Directive
Tally the lines in the data that follows that include the word "scalebar", and report nothing but the total.

(Figure collection entries)
·····
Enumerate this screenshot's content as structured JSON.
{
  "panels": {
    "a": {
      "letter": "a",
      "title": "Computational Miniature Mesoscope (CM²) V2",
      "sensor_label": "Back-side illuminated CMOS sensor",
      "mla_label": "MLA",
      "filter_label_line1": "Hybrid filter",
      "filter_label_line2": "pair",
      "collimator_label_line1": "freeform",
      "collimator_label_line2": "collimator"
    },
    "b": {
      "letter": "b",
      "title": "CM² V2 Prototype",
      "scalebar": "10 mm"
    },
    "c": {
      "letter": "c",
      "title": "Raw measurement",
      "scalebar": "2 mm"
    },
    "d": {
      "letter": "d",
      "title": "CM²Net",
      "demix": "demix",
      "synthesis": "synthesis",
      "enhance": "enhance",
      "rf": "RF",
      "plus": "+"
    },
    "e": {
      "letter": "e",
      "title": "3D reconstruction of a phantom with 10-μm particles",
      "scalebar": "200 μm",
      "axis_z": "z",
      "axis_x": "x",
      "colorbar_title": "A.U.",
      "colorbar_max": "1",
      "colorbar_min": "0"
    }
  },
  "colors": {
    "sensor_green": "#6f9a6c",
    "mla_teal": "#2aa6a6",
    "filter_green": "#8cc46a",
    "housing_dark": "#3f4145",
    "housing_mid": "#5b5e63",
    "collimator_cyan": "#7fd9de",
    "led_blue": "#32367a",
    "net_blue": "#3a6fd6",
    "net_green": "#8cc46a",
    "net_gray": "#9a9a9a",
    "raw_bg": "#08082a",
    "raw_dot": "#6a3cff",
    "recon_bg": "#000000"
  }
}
·····
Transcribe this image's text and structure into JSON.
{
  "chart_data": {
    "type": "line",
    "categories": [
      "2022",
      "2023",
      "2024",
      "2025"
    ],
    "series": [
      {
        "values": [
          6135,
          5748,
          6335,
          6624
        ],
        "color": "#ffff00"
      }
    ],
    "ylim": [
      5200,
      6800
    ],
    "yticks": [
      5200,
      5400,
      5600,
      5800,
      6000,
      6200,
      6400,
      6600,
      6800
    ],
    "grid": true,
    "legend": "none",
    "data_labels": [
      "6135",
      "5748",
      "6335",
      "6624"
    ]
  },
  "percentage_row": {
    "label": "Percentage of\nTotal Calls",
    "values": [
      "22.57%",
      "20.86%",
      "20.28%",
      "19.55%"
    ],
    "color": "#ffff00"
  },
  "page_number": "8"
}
·····
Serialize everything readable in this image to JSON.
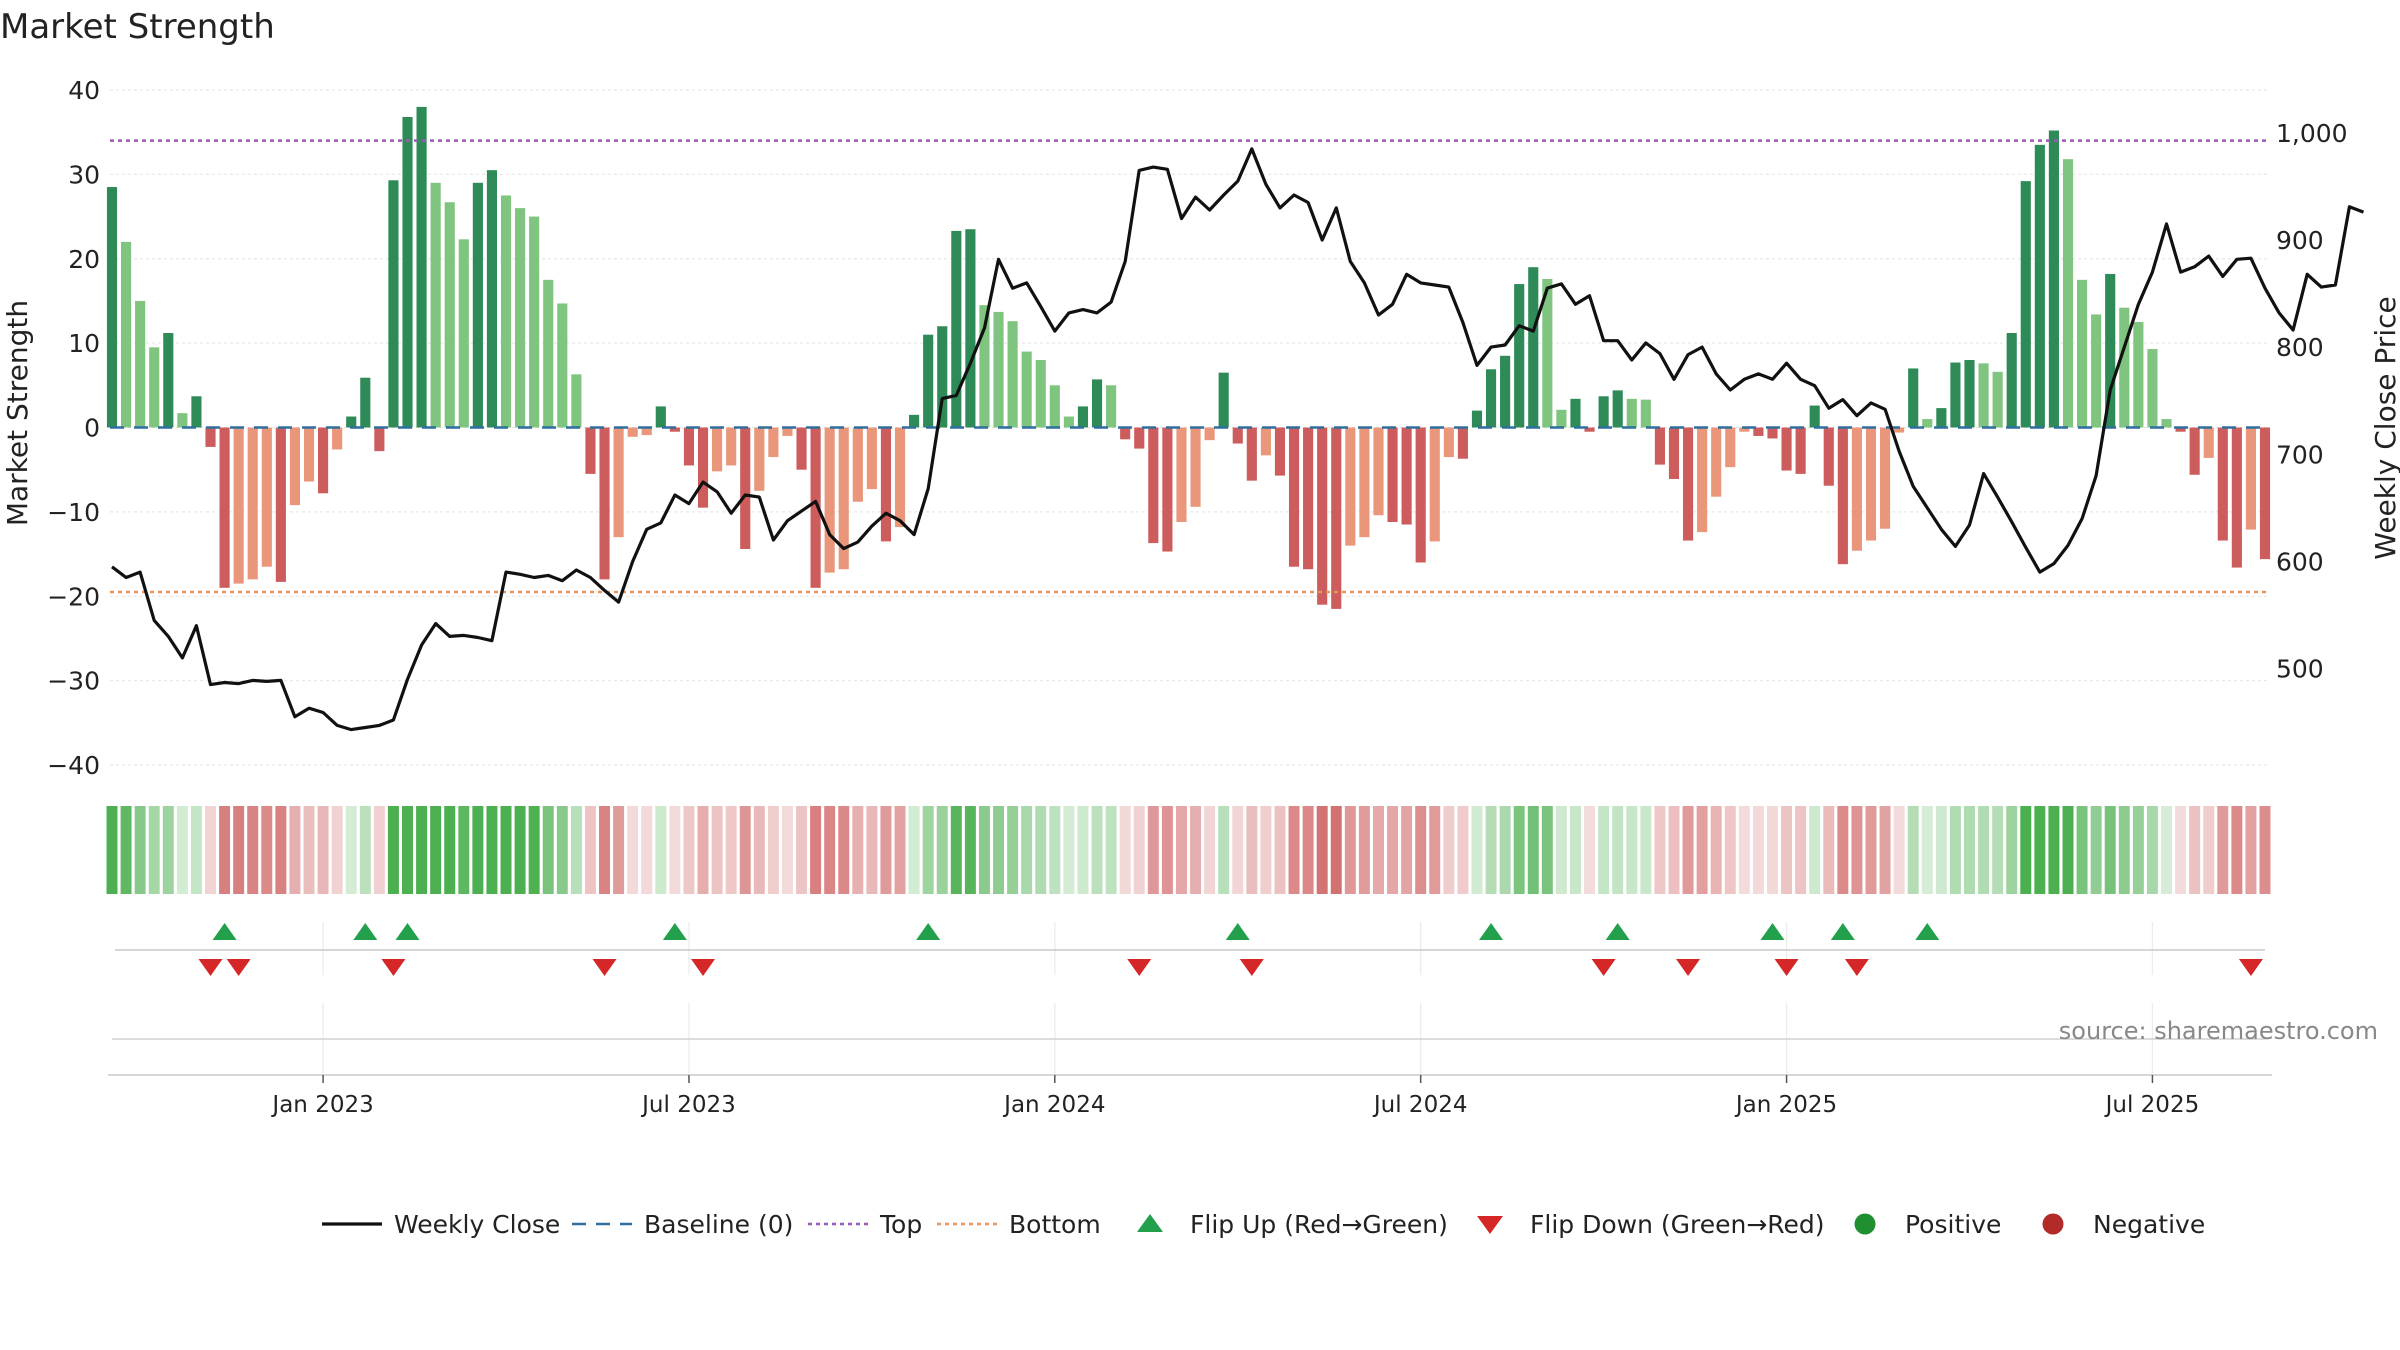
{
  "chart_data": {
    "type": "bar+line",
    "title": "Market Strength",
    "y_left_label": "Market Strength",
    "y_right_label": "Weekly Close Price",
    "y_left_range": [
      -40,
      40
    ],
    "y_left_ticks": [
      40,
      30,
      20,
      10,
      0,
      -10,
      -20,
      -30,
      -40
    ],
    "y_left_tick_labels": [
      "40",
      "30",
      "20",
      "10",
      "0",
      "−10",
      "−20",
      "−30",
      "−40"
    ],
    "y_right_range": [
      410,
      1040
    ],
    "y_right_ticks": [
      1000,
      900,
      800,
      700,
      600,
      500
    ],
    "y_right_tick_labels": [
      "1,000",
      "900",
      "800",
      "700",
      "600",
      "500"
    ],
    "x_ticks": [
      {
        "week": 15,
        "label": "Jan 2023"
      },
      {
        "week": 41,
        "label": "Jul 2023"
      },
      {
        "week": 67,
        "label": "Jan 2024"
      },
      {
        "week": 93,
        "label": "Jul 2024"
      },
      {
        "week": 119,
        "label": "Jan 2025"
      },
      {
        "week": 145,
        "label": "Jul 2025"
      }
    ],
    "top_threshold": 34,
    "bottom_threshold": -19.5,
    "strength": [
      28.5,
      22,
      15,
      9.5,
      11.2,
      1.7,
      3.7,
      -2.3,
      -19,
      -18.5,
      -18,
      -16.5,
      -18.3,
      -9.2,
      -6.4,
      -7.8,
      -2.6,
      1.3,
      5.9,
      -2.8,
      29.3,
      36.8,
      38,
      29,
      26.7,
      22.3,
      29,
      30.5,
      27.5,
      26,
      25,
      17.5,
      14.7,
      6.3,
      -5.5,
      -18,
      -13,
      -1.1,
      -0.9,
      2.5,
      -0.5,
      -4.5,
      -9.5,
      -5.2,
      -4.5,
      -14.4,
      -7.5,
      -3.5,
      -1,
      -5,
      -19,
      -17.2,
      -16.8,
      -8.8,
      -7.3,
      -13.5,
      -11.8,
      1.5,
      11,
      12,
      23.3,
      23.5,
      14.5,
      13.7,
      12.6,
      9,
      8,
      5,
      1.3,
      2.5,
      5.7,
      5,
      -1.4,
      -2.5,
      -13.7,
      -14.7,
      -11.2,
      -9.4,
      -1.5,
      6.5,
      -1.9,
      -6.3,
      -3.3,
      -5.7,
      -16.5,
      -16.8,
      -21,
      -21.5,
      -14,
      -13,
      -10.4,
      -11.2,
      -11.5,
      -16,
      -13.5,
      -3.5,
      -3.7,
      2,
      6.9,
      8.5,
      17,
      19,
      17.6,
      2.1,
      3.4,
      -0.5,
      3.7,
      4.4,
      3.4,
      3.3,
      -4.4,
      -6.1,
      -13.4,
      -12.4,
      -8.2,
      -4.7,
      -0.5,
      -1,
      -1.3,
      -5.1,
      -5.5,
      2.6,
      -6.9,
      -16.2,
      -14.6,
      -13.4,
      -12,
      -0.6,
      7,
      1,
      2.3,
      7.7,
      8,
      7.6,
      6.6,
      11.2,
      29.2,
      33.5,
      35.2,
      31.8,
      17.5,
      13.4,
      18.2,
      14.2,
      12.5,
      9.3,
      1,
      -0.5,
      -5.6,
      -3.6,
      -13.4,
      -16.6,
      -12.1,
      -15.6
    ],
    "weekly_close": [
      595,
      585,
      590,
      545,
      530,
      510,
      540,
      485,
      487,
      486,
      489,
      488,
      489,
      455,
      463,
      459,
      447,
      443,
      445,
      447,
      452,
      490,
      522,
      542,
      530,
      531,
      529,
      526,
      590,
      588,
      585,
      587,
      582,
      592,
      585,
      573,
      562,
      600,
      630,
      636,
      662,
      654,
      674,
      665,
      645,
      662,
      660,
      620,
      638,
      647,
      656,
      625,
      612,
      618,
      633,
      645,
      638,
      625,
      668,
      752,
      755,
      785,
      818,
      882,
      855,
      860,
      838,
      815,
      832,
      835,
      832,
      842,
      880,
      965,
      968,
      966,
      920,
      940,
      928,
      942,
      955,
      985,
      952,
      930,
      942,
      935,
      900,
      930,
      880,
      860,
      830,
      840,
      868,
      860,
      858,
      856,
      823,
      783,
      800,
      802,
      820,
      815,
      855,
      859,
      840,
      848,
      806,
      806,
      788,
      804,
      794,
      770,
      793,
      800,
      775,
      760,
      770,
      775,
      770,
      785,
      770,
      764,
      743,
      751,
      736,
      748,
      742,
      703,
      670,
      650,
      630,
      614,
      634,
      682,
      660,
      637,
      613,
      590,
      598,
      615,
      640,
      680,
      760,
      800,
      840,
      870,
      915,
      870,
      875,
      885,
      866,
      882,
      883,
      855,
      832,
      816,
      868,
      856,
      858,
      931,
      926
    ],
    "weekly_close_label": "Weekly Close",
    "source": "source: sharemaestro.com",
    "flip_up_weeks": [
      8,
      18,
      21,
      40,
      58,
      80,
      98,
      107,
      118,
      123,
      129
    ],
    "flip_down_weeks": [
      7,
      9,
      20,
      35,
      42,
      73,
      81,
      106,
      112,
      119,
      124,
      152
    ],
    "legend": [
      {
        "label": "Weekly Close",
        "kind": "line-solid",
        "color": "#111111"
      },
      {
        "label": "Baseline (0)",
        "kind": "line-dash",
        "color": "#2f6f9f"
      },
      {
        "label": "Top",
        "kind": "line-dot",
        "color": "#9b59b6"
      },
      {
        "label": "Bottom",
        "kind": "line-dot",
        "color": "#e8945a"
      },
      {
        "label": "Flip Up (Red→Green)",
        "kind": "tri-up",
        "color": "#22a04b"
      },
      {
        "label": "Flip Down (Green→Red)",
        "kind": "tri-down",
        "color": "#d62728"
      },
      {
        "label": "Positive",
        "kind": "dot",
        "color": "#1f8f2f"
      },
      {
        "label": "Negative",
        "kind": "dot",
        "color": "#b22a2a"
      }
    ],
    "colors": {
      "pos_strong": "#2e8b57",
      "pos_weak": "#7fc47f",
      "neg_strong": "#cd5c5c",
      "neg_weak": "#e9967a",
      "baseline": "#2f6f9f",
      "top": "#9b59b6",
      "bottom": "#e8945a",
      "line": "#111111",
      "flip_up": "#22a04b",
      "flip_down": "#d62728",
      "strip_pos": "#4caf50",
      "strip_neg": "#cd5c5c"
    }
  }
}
·····
Finished answer
3